> **EXERCISE MATERIALS**:
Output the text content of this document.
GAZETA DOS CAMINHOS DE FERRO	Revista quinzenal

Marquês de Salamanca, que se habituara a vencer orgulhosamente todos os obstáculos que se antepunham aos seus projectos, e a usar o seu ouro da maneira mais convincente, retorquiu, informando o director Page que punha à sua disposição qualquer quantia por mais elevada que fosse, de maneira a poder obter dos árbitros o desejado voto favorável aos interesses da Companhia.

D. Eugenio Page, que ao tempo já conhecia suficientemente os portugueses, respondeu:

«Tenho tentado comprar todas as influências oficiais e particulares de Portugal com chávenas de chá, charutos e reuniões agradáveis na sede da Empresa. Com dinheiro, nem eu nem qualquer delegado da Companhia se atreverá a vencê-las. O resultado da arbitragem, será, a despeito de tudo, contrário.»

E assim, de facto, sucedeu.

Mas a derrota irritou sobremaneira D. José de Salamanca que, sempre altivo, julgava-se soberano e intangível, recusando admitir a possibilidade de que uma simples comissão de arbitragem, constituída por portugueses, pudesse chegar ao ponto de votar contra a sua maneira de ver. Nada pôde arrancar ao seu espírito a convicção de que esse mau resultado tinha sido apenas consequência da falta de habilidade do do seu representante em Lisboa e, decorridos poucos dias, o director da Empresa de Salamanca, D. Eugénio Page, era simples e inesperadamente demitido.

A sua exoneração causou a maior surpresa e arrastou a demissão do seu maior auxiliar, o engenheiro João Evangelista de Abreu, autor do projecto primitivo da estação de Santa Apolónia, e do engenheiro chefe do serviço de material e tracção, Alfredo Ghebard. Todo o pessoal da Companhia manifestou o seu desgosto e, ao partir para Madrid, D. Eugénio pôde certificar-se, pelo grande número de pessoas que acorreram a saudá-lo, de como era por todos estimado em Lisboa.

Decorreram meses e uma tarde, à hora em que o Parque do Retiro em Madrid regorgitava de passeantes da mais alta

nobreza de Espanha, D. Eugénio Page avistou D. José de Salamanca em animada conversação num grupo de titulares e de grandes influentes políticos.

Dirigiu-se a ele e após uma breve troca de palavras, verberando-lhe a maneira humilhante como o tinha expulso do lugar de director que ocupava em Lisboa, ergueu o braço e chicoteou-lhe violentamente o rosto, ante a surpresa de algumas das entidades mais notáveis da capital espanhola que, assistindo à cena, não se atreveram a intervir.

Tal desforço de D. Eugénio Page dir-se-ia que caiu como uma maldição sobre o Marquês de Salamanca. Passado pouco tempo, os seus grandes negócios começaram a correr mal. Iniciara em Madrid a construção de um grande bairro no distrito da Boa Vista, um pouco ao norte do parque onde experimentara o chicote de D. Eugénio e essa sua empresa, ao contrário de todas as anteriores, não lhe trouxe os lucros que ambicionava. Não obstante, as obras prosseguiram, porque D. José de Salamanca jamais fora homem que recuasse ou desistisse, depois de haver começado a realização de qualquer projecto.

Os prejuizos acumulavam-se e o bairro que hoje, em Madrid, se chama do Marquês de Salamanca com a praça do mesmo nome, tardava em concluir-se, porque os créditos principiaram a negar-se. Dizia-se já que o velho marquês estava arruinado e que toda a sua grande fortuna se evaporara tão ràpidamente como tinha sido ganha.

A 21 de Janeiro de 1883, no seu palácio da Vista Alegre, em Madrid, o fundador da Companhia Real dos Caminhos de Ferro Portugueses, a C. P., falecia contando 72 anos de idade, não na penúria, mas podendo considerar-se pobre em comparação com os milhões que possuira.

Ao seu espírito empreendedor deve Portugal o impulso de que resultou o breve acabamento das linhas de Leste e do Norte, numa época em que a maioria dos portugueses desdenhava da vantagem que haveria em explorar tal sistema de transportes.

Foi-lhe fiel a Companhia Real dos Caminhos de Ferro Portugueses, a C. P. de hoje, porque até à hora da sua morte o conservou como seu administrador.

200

> **WHAT TO DO**: Check each line above for the word "contrário", and copy the lines where it appears.

> **IN RESPONSE**:
«Tenho tentado comprar todas as influências oficiais e particulares de Portugal com chávenas de chá, charutos e reuniões agradáveis na sede da Empresa. Com dinheiro, nem eu nem qualquer delegado da Companhia se atreverá a vencê-las. O resultado da arbitragem, será, a despeito de tudo, contrário.»
Tal desforço de D. Eugénio Page dir-se-ia que caiu como uma maldição sobre o Marquês de Salamanca. Passado pouco tempo, os seus grandes negócios começaram a correr mal. Iniciara em Madrid a construção de um grande bairro no distrito da Boa Vista, um pouco ao norte do parque onde experimentara o chicote de D. Eugénio e essa sua empresa, ao contrário de todas as anteriores, não lhe trouxe os lucros que ambicionava. Não obstante, as obras prosseguiram, porque D. José de Salamanca jamais fora homem que recuasse ou desistisse, depois de haver começado a realização de qualquer projecto.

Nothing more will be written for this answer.